* _ENTRIES_

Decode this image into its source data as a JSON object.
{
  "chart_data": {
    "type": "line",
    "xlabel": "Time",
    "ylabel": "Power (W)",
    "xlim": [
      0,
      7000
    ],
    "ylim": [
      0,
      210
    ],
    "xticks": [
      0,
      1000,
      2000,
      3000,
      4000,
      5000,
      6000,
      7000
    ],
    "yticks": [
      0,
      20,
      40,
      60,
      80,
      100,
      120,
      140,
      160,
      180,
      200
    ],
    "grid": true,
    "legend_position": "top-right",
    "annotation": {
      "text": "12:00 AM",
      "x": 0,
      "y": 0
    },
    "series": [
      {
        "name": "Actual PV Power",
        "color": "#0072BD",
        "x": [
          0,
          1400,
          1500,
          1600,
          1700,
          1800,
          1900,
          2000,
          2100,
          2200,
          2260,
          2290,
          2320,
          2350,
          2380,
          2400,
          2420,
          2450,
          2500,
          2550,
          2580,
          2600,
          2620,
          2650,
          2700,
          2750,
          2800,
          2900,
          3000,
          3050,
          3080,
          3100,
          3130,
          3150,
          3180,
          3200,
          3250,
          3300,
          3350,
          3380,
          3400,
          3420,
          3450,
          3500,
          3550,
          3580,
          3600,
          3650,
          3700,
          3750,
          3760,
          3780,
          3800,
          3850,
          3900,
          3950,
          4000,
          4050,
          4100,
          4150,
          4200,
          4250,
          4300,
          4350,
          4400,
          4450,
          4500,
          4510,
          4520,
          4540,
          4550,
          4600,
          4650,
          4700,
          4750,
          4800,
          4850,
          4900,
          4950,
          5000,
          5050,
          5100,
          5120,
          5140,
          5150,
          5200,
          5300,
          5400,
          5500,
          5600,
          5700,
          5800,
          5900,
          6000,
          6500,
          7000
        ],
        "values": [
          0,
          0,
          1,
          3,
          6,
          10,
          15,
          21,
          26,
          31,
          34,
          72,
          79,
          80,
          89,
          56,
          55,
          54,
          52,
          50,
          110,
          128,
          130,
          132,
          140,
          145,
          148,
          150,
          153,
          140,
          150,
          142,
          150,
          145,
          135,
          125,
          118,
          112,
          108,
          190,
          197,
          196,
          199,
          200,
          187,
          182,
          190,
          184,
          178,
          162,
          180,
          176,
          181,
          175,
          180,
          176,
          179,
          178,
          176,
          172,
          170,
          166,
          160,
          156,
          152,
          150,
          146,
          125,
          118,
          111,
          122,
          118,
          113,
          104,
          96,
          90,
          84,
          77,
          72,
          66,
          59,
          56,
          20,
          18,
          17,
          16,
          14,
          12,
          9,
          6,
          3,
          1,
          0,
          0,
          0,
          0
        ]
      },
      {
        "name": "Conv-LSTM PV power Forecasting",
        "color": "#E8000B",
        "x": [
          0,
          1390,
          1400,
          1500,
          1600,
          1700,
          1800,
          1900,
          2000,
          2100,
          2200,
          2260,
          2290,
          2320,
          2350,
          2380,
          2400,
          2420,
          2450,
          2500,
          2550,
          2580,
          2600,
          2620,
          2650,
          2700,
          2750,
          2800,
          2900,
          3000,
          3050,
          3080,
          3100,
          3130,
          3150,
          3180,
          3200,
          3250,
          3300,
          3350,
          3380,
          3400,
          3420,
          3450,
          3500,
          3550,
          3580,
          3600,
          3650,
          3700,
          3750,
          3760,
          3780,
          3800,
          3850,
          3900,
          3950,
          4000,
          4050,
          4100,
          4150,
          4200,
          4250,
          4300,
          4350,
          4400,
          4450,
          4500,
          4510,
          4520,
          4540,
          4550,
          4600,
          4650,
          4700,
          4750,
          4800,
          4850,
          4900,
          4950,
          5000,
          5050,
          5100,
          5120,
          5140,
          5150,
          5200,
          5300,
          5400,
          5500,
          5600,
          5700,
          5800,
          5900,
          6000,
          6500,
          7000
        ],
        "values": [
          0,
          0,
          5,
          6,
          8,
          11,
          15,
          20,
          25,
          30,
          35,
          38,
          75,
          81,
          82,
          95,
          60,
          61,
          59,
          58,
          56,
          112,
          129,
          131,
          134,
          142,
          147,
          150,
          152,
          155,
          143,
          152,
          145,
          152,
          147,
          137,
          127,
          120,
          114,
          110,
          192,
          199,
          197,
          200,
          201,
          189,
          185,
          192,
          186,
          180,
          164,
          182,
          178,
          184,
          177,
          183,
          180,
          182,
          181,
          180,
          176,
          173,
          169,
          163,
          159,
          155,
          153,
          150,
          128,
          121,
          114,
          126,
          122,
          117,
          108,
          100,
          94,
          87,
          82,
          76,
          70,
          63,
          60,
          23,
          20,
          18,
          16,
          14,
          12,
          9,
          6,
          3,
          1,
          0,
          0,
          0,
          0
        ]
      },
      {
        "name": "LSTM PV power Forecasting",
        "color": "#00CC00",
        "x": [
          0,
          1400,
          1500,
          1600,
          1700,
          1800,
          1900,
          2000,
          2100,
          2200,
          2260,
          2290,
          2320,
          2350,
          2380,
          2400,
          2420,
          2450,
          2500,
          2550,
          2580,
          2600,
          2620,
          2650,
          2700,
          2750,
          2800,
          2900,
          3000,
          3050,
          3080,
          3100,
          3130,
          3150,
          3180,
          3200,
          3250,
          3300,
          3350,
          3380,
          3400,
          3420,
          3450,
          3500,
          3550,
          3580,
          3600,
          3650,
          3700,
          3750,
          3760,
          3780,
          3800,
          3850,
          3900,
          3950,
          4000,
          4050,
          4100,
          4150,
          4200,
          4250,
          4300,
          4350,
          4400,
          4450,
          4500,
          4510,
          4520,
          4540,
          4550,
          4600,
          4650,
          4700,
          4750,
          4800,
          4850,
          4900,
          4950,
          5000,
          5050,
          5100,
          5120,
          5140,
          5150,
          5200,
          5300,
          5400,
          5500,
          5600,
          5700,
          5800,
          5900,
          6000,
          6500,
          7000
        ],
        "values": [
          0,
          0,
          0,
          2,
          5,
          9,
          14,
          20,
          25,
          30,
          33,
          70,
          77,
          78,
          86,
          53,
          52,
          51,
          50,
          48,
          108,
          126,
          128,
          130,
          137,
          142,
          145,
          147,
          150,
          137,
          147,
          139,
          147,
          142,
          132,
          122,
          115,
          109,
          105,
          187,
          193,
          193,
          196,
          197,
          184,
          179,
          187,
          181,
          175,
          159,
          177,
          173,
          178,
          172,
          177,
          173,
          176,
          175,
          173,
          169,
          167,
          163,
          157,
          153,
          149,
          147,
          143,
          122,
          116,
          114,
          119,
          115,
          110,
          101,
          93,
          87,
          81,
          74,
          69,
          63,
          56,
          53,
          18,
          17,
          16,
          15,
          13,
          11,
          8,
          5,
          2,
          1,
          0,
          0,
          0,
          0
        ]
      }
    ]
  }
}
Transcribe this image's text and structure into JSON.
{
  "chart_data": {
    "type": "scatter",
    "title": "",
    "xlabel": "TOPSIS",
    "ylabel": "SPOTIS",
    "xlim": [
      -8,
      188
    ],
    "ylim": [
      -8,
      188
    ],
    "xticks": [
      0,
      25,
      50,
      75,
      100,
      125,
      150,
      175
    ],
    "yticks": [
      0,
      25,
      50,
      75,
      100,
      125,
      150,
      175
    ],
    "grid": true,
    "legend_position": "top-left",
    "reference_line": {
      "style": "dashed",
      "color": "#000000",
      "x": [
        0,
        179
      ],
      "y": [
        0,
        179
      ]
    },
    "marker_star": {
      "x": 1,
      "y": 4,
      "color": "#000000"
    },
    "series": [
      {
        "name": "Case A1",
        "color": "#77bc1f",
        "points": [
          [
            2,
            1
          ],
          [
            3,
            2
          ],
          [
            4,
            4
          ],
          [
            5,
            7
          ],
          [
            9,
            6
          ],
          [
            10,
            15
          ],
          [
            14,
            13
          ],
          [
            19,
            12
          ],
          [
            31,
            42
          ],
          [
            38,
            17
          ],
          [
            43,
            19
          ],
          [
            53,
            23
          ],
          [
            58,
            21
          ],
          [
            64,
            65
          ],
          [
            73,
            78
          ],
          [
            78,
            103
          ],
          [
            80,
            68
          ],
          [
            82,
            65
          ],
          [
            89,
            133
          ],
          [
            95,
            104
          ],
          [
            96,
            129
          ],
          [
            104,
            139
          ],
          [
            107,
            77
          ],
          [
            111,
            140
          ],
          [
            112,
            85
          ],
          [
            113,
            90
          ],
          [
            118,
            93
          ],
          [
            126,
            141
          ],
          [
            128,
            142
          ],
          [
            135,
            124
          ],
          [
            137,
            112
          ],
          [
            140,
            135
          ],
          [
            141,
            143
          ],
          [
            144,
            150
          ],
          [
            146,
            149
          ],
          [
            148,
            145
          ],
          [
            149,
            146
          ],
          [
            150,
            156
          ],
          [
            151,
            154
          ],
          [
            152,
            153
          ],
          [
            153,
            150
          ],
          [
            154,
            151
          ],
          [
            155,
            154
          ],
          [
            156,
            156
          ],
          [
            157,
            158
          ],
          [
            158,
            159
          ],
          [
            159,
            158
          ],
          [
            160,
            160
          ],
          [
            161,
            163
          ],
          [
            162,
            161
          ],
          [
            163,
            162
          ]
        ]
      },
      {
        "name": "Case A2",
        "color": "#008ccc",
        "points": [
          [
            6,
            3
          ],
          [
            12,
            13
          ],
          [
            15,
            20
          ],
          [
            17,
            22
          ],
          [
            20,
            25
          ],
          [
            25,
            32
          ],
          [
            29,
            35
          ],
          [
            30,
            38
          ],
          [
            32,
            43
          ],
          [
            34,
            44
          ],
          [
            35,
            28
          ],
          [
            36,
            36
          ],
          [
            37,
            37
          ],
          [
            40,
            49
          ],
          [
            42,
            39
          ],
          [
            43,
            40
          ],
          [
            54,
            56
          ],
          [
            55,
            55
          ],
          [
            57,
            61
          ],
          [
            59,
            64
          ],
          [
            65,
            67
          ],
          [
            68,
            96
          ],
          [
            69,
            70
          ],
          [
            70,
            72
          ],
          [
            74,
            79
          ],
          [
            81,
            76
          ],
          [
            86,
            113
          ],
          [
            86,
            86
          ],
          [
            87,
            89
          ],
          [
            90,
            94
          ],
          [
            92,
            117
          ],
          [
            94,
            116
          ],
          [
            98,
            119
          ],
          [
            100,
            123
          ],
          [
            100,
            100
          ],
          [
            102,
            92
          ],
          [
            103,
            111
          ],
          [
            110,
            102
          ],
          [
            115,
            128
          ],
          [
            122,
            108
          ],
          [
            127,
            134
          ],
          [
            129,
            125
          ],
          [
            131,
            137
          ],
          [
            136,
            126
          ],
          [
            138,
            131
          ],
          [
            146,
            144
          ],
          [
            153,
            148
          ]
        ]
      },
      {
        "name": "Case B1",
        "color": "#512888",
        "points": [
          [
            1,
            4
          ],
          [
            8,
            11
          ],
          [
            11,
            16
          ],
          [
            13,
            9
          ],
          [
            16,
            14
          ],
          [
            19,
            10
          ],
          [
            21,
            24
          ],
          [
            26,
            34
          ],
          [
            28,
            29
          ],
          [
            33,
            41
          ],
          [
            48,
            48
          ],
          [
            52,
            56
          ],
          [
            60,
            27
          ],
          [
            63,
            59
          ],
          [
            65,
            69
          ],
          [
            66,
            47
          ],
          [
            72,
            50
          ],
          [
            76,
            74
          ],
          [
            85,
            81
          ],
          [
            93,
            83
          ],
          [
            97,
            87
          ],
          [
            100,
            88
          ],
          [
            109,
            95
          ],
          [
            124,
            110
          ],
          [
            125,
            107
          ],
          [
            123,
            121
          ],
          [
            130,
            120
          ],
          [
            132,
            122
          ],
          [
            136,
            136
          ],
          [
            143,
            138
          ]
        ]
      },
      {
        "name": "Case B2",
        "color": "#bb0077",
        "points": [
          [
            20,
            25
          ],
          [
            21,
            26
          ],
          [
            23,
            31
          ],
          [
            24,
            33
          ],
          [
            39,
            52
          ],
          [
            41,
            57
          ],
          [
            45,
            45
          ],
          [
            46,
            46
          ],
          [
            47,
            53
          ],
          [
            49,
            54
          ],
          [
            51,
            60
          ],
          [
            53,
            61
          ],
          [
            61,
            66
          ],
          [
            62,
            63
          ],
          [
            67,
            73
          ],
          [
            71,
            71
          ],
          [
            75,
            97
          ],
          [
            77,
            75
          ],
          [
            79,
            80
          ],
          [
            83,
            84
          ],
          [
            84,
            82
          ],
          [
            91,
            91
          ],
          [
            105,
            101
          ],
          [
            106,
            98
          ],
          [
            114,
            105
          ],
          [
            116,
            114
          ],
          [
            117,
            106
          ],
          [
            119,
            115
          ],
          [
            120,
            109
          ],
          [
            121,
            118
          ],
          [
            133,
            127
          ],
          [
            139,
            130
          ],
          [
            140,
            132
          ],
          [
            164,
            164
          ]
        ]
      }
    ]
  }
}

* _EXERCISE OBJECTIVE_
Find each line holding "LSTM". Copy it out.

* _SOLVED EXERCISE_
        "name": "Conv-LSTM PV power Forecasting",
        "name": "LSTM PV power Forecasting",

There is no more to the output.